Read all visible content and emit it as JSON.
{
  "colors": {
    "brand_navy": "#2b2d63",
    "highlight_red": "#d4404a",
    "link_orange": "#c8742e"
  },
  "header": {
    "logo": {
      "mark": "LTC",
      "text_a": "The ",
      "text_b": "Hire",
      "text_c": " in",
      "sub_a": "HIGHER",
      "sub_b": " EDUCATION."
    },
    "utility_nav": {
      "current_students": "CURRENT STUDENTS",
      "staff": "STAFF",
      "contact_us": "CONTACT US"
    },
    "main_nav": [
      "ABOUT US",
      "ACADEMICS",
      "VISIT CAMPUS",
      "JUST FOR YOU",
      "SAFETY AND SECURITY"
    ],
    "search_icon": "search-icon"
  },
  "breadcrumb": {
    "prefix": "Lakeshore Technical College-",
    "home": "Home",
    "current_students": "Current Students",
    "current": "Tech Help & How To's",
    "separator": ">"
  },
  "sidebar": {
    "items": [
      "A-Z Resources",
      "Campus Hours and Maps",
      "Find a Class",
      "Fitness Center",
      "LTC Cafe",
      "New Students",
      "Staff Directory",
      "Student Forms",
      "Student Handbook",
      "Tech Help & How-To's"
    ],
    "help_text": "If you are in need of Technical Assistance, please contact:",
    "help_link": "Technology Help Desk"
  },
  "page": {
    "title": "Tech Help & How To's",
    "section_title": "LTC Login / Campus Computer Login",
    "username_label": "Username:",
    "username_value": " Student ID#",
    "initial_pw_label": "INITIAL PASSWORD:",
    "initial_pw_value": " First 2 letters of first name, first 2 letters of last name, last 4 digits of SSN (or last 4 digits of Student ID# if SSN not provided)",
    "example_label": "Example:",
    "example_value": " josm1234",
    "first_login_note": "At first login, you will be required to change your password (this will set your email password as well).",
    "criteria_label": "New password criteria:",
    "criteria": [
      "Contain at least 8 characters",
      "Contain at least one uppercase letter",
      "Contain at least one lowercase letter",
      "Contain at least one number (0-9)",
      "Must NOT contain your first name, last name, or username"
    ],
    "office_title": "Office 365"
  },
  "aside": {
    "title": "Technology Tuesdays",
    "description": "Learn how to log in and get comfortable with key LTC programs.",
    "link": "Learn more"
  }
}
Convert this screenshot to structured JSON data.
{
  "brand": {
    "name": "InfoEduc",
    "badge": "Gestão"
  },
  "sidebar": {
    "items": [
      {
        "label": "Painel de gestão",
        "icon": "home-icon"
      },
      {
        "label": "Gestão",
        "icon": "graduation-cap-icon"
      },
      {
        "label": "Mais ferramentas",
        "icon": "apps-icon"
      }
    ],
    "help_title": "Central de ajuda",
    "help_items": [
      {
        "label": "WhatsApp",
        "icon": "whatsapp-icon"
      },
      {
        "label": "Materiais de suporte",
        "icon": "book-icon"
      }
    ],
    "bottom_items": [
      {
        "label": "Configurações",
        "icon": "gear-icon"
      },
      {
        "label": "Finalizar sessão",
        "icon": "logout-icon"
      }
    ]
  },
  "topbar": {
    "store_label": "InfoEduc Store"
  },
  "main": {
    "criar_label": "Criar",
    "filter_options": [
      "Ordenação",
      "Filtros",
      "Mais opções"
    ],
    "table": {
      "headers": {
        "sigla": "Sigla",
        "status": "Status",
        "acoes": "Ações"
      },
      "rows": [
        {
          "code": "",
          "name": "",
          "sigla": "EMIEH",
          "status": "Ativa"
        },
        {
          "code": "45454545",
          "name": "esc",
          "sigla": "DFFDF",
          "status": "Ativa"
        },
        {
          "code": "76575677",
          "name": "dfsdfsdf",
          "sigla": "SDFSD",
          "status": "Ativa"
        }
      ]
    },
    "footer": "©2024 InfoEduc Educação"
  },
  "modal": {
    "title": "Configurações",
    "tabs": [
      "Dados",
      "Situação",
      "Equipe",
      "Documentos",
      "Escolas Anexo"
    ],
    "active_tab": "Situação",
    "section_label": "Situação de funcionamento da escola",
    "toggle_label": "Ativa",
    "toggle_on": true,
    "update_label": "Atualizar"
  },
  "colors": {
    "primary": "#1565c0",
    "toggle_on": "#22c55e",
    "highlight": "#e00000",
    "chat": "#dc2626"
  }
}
======
Aim of the exercise: Find the line containing "Convert this screenshot", then output it and every line after it to the end of the data, exactly.

Output of the exercise:
Convert this screenshot to structured JSON data.
{
  "brand": {
    "name": "InfoEduc",
    "badge": "Gestão"
  },
  "sidebar": {
    "items": [
      {
        "label": "Painel de gestão",
        "icon": "home-icon"
      },
      {
        "label": "Gestão",
        "icon": "graduation-cap-icon"
      },
      {
        "label": "Mais ferramentas",
        "icon": "apps-icon"
      }
    ],
    "help_title": "Central de ajuda",
    "help_items": [
      {
        "label": "WhatsApp",
        "icon": "whatsapp-icon"
      },
      {
        "label": "Materiais de suporte",
        "icon": "book-icon"
      }
    ],
    "bottom_items": [
      {
        "label": "Configurações",
        "icon": "gear-icon"
      },
      {
        "label": "Finalizar sessão",
        "icon": "logout-icon"
      }
    ]
  },
  "topbar": {
    "store_label": "InfoEduc Store"
  },
  "main": {
    "criar_label": "Criar",
    "filter_options": [
      "Ordenação",
      "Filtros",
      "Mais opções"
    ],
    "table": {
      "headers": {
        "sigla": "Sigla",
        "status": "Status",
        "acoes": "Ações"
      },
      "rows": [
        {
          "code": "",
          "name": "",
          "sigla": "EMIEH",
          "status": "Ativa"
        },
        {
          "code": "45454545",
          "name": "esc",
          "sigla": "DFFDF",
          "status": "Ativa"
        },
        {
          "code": "76575677",
          "name": "dfsdfsdf",
          "sigla": "SDFSD",
          "status": "Ativa"
        }
      ]
    },
    "footer": "©2024 InfoEduc Educação"
  },
  "modal": {
    "title": "Configurações",
    "tabs": [
      "Dados",
      "Situação",
      "Equipe",
      "Documentos",
      "Escolas Anexo"
    ],
    "active_tab": "Situação",
    "section_label": "Situação de funcionamento da escola",
    "toggle_label": "Ativa",
    "toggle_on": true,
    "update_label": "Atualizar"
  },
  "colors": {
    "primary": "#1565c0",
    "toggle_on": "#22c55e",
    "highlight": "#e00000",
    "chat": "#dc2626"
  }
}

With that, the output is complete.